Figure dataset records

──────────

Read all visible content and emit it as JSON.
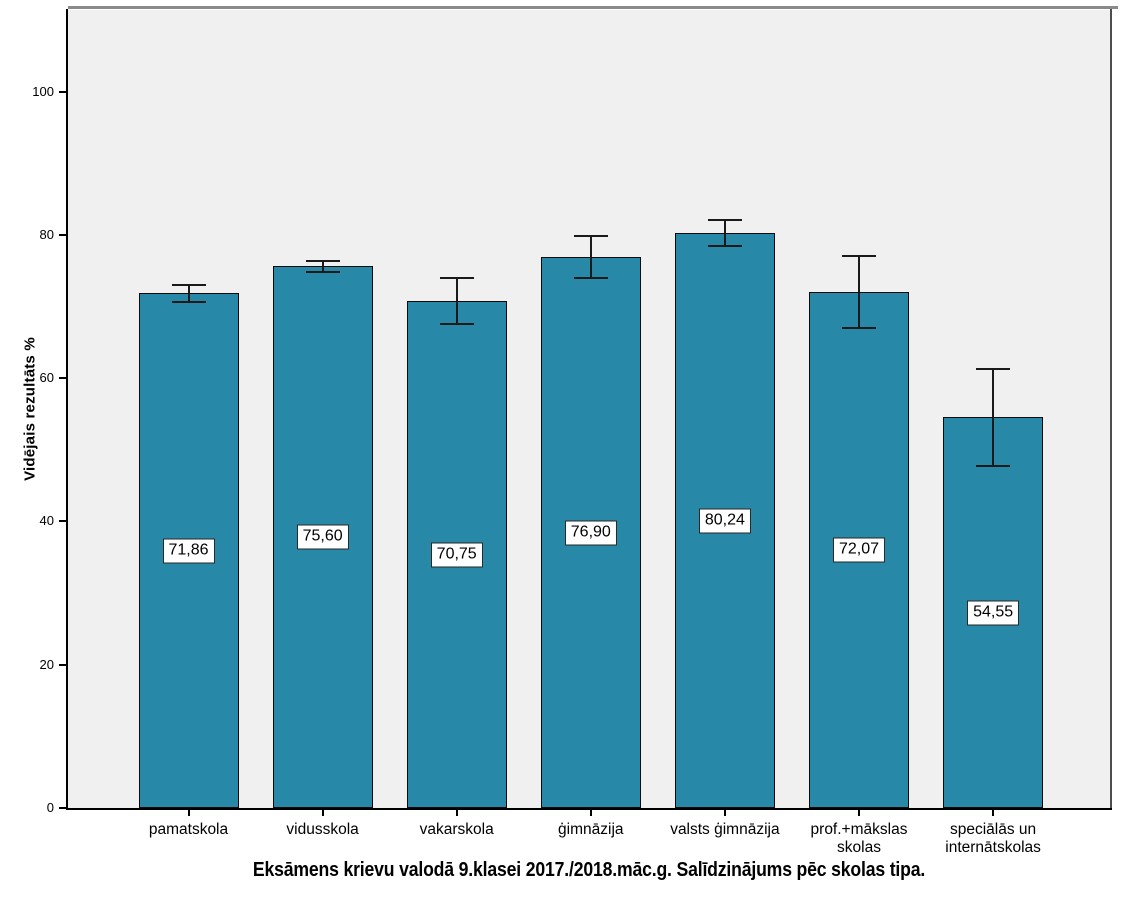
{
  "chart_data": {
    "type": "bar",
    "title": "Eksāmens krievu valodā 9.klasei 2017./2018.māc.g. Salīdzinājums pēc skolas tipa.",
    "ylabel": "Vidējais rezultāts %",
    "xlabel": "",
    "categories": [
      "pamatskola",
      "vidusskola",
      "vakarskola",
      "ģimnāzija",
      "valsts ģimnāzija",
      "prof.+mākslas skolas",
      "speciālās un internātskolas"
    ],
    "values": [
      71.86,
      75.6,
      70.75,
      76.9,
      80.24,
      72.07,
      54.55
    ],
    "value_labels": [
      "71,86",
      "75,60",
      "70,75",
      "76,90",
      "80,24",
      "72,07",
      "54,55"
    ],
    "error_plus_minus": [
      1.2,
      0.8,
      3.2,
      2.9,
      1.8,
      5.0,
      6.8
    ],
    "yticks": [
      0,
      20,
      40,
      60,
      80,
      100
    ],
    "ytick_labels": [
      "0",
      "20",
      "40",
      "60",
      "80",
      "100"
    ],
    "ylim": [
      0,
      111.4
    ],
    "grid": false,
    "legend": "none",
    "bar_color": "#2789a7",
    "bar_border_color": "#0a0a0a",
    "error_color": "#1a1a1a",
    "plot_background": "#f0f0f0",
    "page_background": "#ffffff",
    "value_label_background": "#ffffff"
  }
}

──────────

§ Request: Copy the data exactly. Any picture it contains is to be omitted.

§ Answer to the exercise:
Read all visible content and emit it as JSON.
{
  "chart_data": {
    "type": "bar",
    "title": "Eksāmens krievu valodā 9.klasei 2017./2018.māc.g. Salīdzinājums pēc skolas tipa.",
    "ylabel": "Vidējais rezultāts %",
    "xlabel": "",
    "categories": [
      "pamatskola",
      "vidusskola",
      "vakarskola",
      "ģimnāzija",
      "valsts ģimnāzija",
      "prof.+mākslas skolas",
      "speciālās un internātskolas"
    ],
    "values": [
      71.86,
      75.6,
      70.75,
      76.9,
      80.24,
      72.07,
      54.55
    ],
    "value_labels": [
      "71,86",
      "75,60",
      "70,75",
      "76,90",
      "80,24",
      "72,07",
      "54,55"
    ],
    "error_plus_minus": [
      1.2,
      0.8,
      3.2,
      2.9,
      1.8,
      5.0,
      6.8
    ],
    "yticks": [
      0,
      20,
      40,
      60,
      80,
      100
    ],
    "ytick_labels": [
      "0",
      "20",
      "40",
      "60",
      "80",
      "100"
    ],
    "ylim": [
      0,
      111.4
    ],
    "grid": false,
    "legend": "none",
    "bar_color": "#2789a7",
    "bar_border_color": "#0a0a0a",
    "error_color": "#1a1a1a",
    "plot_background": "#f0f0f0",
    "page_background": "#ffffff",
    "value_label_background": "#ffffff"
  }
}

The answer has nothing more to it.